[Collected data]
◇ ◇ ◇
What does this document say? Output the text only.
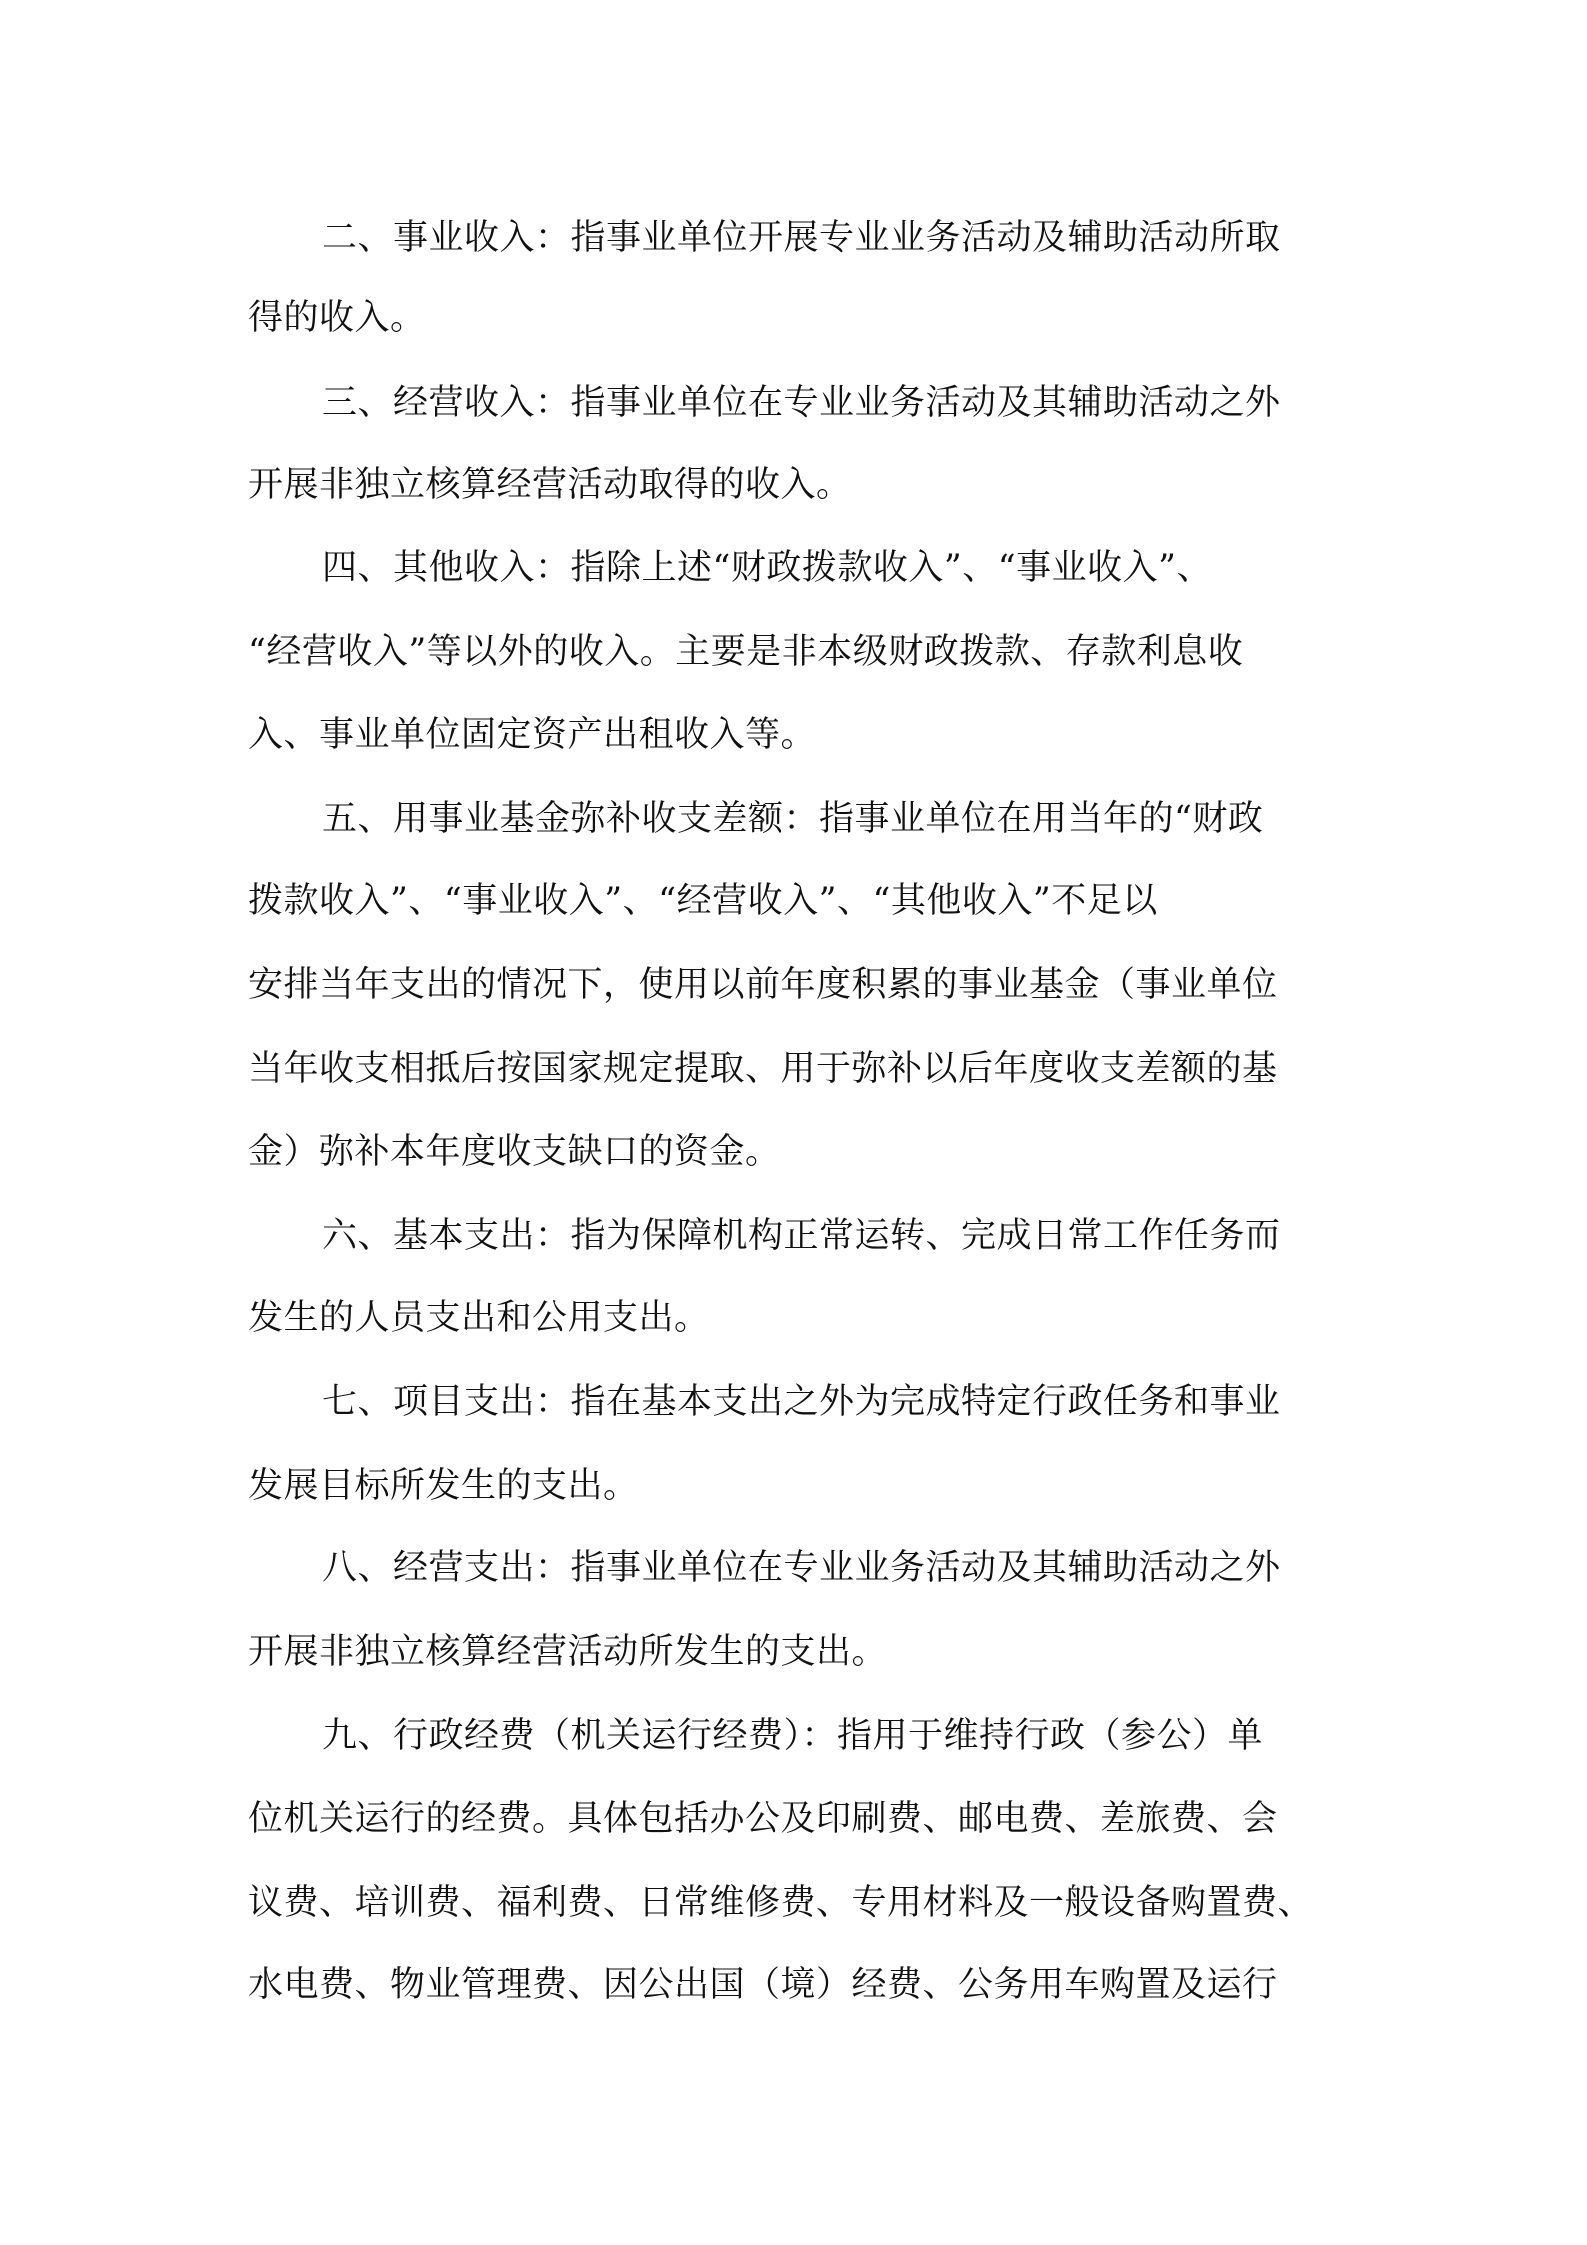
二、事业收入：指事业单位开展专业业务活动及辅助活动所取
得的收入。
三、经营收入：指事业单位在专业业务活动及其辅助活动之外
开展非独立核算经营活动取得的收入。
四、其他收入：指除上述“财政拨款收入”、“事业收入”、
“经营收入”等以外的收入。主要是非本级财政拨款、存款利息收
入、事业单位固定资产出租收入等。
五、用事业基金弥补收支差额：指事业单位在用当年的“财政
拨款收入”、“事业收入”、“经营收入”、“其他收入”不足以
安排当年支出的情况下，使用以前年度积累的事业基金（事业单位
当年收支相抵后按国家规定提取、用于弥补以后年度收支差额的基
金）弥补本年度收支缺口的资金。
六、基本支出：指为保障机构正常运转、完成日常工作任务而
发生的人员支出和公用支出。
七、项目支出：指在基本支出之外为完成特定行政任务和事业
发展目标所发生的支出。
八、经营支出：指事业单位在专业业务活动及其辅助活动之外
开展非独立核算经营活动所发生的支出。
九、行政经费（机关运行经费）：指用于维持行政（参公）单
位机关运行的经费。具体包括办公及印刷费、邮电费、差旅费、会
议费、培训费、福利费、日常维修费、专用材料及一般设备购置费、
水电费、物业管理费、因公出国（境）经费、公务用车购置及运行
◇ ◇ ◇
> [Exercise brief]: Repeat the material above in full and unchanged, minus its images.

> [Full response]:
What does this document say? Output the text only.
二、事业收入：指事业单位开展专业业务活动及辅助活动所取
得的收入。
三、经营收入：指事业单位在专业业务活动及其辅助活动之外
开展非独立核算经营活动取得的收入。
四、其他收入：指除上述“财政拨款收入”、“事业收入”、
“经营收入”等以外的收入。主要是非本级财政拨款、存款利息收
入、事业单位固定资产出租收入等。
五、用事业基金弥补收支差额：指事业单位在用当年的“财政
拨款收入”、“事业收入”、“经营收入”、“其他收入”不足以
安排当年支出的情况下，使用以前年度积累的事业基金（事业单位
当年收支相抵后按国家规定提取、用于弥补以后年度收支差额的基
金）弥补本年度收支缺口的资金。
六、基本支出：指为保障机构正常运转、完成日常工作任务而
发生的人员支出和公用支出。
七、项目支出：指在基本支出之外为完成特定行政任务和事业
发展目标所发生的支出。
八、经营支出：指事业单位在专业业务活动及其辅助活动之外
开展非独立核算经营活动所发生的支出。
九、行政经费（机关运行经费）：指用于维持行政（参公）单
位机关运行的经费。具体包括办公及印刷费、邮电费、差旅费、会
议费、培训费、福利费、日常维修费、专用材料及一般设备购置费、
水电费、物业管理费、因公出国（境）经费、公务用车购置及运行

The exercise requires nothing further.